Dataset entries
# # # # #

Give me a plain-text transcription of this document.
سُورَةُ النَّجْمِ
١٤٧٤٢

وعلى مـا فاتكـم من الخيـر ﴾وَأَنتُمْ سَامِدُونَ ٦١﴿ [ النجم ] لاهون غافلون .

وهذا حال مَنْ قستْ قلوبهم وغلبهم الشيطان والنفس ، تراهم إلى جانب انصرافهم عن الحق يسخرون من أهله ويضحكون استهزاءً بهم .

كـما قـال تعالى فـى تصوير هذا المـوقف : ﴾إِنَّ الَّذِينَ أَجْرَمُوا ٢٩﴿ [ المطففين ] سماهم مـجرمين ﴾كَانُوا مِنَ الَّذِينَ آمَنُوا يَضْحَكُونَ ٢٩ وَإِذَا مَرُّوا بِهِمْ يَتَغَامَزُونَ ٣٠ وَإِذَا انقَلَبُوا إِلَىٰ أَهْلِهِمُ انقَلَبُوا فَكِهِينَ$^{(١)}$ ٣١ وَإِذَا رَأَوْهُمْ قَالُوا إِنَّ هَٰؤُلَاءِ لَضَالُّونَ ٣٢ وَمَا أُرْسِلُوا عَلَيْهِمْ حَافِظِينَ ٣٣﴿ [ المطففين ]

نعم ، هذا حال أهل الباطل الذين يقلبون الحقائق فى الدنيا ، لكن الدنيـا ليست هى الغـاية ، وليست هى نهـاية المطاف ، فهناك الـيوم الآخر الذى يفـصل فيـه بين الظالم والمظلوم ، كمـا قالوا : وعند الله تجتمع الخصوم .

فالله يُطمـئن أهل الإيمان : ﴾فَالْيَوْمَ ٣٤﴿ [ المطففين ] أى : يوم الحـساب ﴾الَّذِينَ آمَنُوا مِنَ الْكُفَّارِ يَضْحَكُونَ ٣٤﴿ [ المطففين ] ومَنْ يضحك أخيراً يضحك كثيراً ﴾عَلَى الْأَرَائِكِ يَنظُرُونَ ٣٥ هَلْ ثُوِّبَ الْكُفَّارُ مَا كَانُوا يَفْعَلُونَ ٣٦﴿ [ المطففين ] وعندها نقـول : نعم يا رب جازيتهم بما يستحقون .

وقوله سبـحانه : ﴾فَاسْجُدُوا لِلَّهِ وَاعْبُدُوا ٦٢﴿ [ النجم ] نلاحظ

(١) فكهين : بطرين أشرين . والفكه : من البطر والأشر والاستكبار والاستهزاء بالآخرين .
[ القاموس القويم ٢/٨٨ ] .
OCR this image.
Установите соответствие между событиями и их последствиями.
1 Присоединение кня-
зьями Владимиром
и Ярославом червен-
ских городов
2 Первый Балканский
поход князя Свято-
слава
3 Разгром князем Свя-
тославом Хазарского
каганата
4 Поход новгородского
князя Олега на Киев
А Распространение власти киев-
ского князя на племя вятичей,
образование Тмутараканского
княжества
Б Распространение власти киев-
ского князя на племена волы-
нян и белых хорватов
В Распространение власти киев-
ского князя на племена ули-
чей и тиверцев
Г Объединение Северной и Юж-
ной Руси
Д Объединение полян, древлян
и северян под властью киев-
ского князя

# # # # #

**GIVEN PROBLEM**:
Copy each line containing the word "Распространение" from the data.

**SOLUTION TO THE EXERCISE**:
А Распространение власти киев-
Б Распространение власти киев-
В Распространение власти киев-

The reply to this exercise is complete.